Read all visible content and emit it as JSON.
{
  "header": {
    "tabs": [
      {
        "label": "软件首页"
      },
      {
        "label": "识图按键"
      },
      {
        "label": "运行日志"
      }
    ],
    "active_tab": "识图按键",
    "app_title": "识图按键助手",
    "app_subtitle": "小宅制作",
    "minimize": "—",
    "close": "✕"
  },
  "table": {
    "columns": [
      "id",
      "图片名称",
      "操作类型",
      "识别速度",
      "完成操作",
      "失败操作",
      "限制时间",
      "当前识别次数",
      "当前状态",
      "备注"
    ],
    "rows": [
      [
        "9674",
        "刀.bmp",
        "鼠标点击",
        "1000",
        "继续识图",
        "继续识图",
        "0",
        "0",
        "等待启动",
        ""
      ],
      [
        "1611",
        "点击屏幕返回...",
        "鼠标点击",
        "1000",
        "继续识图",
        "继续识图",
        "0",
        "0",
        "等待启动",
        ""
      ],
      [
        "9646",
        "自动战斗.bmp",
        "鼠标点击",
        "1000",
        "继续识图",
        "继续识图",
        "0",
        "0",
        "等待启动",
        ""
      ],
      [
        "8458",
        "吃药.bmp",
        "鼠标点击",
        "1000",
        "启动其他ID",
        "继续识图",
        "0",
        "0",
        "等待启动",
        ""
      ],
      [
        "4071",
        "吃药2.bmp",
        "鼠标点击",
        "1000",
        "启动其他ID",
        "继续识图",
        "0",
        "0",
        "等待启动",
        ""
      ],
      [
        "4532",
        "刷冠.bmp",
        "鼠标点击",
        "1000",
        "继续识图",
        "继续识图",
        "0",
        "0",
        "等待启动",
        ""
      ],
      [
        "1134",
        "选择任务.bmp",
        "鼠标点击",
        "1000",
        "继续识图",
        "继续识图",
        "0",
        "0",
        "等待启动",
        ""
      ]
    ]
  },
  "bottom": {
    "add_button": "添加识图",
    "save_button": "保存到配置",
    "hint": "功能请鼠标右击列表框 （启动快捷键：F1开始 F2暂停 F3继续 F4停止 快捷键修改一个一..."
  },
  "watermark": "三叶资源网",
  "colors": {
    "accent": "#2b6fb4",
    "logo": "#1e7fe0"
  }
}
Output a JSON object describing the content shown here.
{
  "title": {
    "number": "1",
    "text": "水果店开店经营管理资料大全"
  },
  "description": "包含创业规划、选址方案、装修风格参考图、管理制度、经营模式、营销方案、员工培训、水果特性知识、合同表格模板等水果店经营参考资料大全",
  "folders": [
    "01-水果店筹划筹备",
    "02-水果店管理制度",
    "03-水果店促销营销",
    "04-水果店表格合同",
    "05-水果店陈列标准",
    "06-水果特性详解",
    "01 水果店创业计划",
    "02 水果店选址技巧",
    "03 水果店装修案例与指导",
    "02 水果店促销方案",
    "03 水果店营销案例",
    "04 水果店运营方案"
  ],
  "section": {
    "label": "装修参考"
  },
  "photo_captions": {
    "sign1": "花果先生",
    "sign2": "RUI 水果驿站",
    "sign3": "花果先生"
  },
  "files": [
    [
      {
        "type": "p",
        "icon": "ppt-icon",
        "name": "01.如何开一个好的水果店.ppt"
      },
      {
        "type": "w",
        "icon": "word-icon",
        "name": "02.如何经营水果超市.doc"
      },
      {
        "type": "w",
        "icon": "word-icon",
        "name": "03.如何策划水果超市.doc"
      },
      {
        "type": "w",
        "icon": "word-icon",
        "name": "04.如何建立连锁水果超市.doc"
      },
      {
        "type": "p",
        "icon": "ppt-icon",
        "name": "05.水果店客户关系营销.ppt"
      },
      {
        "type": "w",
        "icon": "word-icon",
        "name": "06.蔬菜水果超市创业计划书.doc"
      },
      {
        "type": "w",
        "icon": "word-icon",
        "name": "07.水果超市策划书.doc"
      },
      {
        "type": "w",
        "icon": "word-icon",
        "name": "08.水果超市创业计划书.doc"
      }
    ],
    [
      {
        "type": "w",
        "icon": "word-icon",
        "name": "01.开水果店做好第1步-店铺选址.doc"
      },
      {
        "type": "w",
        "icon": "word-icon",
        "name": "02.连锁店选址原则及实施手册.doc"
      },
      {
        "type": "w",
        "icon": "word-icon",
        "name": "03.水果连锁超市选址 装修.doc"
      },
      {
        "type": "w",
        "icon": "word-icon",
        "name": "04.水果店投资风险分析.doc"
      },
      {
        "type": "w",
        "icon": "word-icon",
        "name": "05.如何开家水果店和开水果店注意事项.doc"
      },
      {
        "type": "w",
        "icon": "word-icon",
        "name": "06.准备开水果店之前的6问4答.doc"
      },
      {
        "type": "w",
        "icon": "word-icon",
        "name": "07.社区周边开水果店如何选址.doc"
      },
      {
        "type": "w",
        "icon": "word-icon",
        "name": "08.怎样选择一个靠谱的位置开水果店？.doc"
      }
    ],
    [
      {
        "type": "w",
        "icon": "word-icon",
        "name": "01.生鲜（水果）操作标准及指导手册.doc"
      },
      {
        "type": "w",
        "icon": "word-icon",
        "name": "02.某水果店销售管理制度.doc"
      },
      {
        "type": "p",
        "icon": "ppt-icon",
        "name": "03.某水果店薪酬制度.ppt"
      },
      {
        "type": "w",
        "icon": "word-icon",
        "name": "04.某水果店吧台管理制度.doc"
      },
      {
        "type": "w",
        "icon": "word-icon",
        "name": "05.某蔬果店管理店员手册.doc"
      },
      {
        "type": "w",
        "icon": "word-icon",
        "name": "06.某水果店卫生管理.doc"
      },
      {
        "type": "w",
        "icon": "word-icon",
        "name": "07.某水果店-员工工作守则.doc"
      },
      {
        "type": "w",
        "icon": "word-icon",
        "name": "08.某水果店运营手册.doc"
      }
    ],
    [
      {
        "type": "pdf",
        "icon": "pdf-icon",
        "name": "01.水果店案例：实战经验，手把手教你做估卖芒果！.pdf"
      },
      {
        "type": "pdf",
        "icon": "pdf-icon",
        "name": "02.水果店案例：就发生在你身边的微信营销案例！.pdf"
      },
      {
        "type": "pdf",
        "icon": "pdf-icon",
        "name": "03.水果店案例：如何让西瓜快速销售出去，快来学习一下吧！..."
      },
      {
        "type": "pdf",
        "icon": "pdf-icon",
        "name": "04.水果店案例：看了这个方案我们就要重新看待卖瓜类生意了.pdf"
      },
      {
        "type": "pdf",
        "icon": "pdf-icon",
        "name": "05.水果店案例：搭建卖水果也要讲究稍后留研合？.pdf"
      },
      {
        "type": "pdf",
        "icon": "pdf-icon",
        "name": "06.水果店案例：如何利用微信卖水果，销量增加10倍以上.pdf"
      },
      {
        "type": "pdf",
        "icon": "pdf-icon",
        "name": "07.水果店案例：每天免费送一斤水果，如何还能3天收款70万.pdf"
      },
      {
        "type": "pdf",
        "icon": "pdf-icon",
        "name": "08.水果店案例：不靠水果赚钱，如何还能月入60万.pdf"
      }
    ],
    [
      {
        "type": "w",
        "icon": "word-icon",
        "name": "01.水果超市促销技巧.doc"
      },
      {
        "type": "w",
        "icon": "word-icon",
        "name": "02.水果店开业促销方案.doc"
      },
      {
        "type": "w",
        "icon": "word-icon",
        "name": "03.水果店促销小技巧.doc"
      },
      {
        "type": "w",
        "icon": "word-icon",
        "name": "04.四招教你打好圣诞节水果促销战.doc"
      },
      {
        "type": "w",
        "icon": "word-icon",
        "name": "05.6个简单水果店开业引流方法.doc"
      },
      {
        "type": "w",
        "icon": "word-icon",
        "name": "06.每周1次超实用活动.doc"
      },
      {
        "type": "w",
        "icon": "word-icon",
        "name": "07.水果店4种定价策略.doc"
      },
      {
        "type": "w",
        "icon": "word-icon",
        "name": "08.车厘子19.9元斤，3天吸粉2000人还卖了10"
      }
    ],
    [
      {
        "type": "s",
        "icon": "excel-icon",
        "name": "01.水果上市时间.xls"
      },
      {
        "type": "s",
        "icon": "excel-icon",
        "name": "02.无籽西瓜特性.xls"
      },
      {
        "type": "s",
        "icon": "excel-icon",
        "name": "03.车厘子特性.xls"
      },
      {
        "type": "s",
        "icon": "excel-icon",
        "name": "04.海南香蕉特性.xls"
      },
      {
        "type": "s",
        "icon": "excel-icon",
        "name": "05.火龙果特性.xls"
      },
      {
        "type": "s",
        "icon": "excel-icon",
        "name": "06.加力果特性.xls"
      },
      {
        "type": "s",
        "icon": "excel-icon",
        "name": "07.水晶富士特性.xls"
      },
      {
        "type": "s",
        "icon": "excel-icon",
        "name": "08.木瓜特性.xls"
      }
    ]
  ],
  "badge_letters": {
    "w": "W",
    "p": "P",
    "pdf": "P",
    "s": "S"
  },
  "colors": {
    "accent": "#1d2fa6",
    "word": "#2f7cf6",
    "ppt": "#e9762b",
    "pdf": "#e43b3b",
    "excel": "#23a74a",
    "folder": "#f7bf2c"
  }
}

### PROBLEM DETAILS
Wherever the word "content" occurs in a line of the listing, copy that line.

### TASK RESULT
Read all visible content and emit it as JSON.
Output a JSON object describing the content shown here.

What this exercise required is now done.